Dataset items
##########
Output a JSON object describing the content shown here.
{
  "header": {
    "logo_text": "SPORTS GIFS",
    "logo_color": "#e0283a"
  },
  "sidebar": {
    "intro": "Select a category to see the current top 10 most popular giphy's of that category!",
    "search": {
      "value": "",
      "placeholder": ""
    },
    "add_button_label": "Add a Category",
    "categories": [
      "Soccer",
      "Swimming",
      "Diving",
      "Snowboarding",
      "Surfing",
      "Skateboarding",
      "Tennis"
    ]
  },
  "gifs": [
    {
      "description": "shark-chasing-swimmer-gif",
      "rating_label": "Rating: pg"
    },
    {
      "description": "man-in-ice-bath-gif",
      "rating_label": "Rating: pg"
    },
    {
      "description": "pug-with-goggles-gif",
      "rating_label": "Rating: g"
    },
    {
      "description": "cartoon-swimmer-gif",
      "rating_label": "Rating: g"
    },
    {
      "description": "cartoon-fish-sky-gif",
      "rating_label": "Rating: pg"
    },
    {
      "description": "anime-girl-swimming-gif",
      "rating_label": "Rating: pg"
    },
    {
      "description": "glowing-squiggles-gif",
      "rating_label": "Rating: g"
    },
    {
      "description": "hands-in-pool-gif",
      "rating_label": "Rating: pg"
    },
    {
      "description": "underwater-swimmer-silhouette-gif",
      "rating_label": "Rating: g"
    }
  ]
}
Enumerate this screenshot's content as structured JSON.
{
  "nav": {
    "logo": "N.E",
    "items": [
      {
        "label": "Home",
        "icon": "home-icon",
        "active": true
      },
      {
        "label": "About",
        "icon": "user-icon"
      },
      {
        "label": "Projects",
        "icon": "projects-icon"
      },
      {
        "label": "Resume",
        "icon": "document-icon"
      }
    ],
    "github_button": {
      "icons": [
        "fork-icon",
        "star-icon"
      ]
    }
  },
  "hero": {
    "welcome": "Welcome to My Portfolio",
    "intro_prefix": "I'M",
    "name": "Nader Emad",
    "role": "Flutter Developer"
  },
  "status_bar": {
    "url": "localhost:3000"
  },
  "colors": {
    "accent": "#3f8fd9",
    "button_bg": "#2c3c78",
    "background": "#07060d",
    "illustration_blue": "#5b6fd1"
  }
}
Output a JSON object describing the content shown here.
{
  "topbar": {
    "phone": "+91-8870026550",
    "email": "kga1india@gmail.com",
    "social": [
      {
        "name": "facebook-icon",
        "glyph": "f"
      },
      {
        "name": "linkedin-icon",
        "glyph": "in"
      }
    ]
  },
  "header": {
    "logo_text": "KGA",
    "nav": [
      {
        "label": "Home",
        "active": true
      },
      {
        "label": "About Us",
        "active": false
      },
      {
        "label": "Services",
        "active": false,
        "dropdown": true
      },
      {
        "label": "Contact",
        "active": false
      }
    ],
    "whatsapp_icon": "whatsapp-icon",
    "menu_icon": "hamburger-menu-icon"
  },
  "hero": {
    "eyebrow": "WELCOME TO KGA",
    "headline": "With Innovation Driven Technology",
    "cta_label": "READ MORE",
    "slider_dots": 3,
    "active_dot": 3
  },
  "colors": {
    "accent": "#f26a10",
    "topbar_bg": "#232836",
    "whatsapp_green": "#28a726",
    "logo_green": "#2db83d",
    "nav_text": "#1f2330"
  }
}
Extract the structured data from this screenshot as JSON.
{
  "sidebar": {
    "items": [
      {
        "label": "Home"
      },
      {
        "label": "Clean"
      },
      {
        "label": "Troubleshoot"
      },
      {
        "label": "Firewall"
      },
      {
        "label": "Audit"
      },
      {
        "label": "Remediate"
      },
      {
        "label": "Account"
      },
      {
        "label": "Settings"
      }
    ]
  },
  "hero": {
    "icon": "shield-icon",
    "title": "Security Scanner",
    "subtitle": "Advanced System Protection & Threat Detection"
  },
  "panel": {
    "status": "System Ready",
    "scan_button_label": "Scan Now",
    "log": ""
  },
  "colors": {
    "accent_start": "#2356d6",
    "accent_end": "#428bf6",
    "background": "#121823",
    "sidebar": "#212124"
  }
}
##########
PROBLEM STATEMENT — Write out the records above again, keeping each one identical to the original.

TASK RESPONSE —
Output a JSON object describing the content shown here.
{
  "header": {
    "logo_text": "SPORTS GIFS",
    "logo_color": "#e0283a"
  },
  "sidebar": {
    "intro": "Select a category to see the current top 10 most popular giphy's of that category!",
    "search": {
      "value": "",
      "placeholder": ""
    },
    "add_button_label": "Add a Category",
    "categories": [
      "Soccer",
      "Swimming",
      "Diving",
      "Snowboarding",
      "Surfing",
      "Skateboarding",
      "Tennis"
    ]
  },
  "gifs": [
    {
      "description": "shark-chasing-swimmer-gif",
      "rating_label": "Rating: pg"
    },
    {
      "description": "man-in-ice-bath-gif",
      "rating_label": "Rating: pg"
    },
    {
      "description": "pug-with-goggles-gif",
      "rating_label": "Rating: g"
    },
    {
      "description": "cartoon-swimmer-gif",
      "rating_label": "Rating: g"
    },
    {
      "description": "cartoon-fish-sky-gif",
      "rating_label": "Rating: pg"
    },
    {
      "description": "anime-girl-swimming-gif",
      "rating_label": "Rating: pg"
    },
    {
      "description": "glowing-squiggles-gif",
      "rating_label": "Rating: g"
    },
    {
      "description": "hands-in-pool-gif",
      "rating_label": "Rating: pg"
    },
    {
      "description": "underwater-swimmer-silhouette-gif",
      "rating_label": "Rating: g"
    }
  ]
}
Enumerate this screenshot's content as structured JSON.
{
  "nav": {
    "logo": "N.E",
    "items": [
      {
        "label": "Home",
        "icon": "home-icon",
        "active": true
      },
      {
        "label": "About",
        "icon": "user-icon"
      },
      {
        "label": "Projects",
        "icon": "projects-icon"
      },
      {
        "label": "Resume",
        "icon": "document-icon"
      }
    ],
    "github_button": {
      "icons": [
        "fork-icon",
        "star-icon"
      ]
    }
  },
  "hero": {
    "welcome": "Welcome to My Portfolio",
    "intro_prefix": "I'M",
    "name": "Nader Emad",
    "role": "Flutter Developer"
  },
  "status_bar": {
    "url": "localhost:3000"
  },
  "colors": {
    "accent": "#3f8fd9",
    "button_bg": "#2c3c78",
    "background": "#07060d",
    "illustration_blue": "#5b6fd1"
  }
}
Output a JSON object describing the content shown here.
{
  "topbar": {
    "phone": "+91-8870026550",
    "email": "kga1india@gmail.com",
    "social": [
      {
        "name": "facebook-icon",
        "glyph": "f"
      },
      {
        "name": "linkedin-icon",
        "glyph": "in"
      }
    ]
  },
  "header": {
    "logo_text": "KGA",
    "nav": [
      {
        "label": "Home",
        "active": true
      },
      {
        "label": "About Us",
        "active": false
      },
      {
        "label": "Services",
        "active": false,
        "dropdown": true
      },
      {
        "label": "Contact",
        "active": false
      }
    ],
    "whatsapp_icon": "whatsapp-icon",
    "menu_icon": "hamburger-menu-icon"
  },
  "hero": {
    "eyebrow": "WELCOME TO KGA",
    "headline": "With Innovation Driven Technology",
    "cta_label": "READ MORE",
    "slider_dots": 3,
    "active_dot": 3
  },
  "colors": {
    "accent": "#f26a10",
    "topbar_bg": "#232836",
    "whatsapp_green": "#28a726",
    "logo_green": "#2db83d",
    "nav_text": "#1f2330"
  }
}
Extract the structured data from this screenshot as JSON.
{
  "sidebar": {
    "items": [
      {
        "label": "Home"
      },
      {
        "label": "Clean"
      },
      {
        "label": "Troubleshoot"
      },
      {
        "label": "Firewall"
      },
      {
        "label": "Audit"
      },
      {
        "label": "Remediate"
      },
      {
        "label": "Account"
      },
      {
        "label": "Settings"
      }
    ]
  },
  "hero": {
    "icon": "shield-icon",
    "title": "Security Scanner",
    "subtitle": "Advanced System Protection & Threat Detection"
  },
  "panel": {
    "status": "System Ready",
    "scan_button_label": "Scan Now",
    "log": ""
  },
  "colors": {
    "accent_start": "#2356d6",
    "accent_end": "#428bf6",
    "background": "#121823",
    "sidebar": "#212124"
  }
}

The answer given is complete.